- [SOURCE MATERIAL]
────────────────────

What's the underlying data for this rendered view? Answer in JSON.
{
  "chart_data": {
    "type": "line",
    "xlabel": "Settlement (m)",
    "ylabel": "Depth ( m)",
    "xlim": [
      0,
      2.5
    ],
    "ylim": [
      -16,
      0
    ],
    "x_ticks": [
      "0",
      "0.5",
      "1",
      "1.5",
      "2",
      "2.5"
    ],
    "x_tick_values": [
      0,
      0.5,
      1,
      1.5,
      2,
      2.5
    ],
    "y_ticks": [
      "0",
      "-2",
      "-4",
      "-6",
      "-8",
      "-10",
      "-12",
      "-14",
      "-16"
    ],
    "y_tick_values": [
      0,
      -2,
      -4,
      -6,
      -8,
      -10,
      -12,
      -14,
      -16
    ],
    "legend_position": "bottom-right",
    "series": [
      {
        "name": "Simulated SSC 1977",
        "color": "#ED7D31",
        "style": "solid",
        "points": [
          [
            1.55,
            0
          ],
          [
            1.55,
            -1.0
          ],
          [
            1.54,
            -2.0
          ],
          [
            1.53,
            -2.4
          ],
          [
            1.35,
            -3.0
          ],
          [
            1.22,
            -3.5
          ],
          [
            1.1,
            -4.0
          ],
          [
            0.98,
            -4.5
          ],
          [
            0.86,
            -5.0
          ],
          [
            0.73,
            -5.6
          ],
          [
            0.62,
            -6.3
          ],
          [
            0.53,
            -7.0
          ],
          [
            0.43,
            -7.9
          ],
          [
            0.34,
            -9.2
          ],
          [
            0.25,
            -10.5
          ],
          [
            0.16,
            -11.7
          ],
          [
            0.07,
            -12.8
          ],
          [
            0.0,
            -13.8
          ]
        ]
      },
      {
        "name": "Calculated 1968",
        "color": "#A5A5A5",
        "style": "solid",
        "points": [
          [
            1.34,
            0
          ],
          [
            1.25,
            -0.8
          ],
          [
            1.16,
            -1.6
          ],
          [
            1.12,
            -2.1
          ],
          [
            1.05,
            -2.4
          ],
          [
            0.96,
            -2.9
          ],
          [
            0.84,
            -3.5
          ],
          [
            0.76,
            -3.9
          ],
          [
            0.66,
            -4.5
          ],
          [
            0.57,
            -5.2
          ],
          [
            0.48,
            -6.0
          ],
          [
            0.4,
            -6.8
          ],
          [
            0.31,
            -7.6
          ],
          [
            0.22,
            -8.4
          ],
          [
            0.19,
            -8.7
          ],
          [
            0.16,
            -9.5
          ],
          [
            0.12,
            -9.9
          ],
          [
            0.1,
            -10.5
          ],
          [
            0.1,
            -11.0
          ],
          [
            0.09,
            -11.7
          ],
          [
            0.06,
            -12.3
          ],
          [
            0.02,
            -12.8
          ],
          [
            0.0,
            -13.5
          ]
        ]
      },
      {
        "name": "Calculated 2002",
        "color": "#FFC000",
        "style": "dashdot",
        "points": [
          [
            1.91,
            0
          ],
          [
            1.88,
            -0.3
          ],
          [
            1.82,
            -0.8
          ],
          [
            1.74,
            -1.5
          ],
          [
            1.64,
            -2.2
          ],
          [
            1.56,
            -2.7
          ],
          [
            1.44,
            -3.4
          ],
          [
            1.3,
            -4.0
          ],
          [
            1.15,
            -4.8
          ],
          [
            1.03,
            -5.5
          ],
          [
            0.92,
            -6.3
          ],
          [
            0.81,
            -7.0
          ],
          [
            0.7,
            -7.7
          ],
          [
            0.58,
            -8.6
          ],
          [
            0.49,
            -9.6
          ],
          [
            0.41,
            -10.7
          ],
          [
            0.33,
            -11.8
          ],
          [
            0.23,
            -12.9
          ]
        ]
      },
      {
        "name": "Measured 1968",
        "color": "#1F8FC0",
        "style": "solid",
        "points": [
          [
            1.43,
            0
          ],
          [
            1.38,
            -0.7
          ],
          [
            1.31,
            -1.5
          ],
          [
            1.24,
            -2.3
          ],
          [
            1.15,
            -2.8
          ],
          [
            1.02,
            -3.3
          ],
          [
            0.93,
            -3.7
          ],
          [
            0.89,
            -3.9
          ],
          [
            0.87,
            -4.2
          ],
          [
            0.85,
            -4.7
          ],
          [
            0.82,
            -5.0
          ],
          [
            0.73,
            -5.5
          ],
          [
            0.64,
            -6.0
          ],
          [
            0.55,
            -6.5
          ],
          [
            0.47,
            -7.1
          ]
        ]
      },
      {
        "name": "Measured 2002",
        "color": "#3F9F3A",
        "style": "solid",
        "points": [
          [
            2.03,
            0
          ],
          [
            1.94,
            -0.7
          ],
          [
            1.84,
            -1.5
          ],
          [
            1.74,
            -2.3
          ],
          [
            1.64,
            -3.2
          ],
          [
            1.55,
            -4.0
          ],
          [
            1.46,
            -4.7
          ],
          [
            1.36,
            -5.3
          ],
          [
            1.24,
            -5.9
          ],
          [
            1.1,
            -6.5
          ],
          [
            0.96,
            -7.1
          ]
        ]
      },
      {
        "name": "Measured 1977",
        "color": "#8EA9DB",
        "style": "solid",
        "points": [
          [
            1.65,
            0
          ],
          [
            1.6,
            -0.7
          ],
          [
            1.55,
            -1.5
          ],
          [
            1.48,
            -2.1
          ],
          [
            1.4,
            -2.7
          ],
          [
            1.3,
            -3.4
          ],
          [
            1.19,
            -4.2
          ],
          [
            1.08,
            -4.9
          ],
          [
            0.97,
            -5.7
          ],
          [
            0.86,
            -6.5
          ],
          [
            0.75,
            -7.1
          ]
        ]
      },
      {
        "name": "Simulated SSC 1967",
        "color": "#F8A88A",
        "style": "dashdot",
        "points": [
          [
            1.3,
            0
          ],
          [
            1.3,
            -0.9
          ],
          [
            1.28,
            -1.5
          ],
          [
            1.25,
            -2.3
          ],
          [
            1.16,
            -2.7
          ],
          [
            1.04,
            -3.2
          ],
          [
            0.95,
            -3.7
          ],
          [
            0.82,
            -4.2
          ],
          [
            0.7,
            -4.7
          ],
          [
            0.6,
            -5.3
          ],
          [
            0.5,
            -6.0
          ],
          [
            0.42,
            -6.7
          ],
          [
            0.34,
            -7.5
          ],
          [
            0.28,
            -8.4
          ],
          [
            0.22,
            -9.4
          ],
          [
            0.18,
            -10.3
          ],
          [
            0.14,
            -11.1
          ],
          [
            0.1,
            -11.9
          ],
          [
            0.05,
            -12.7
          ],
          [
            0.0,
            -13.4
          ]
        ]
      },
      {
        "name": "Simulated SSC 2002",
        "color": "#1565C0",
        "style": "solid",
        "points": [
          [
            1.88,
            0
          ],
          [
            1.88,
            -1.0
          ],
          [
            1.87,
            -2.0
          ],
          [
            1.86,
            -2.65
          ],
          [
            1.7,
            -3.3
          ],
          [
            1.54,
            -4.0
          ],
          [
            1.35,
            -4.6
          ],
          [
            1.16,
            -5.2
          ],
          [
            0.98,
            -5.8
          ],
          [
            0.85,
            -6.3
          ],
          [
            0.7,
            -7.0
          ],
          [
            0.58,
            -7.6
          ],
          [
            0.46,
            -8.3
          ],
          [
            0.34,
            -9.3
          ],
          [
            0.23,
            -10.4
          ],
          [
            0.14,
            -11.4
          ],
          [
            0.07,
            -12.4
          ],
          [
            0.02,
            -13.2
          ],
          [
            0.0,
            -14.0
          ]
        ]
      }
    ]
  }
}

────────────────────

- [PROBLEM TO WORK ON] Give the number of lines containing the word "Measured". No other answer is needed.

- [ANSWER TO THIS TASK] 3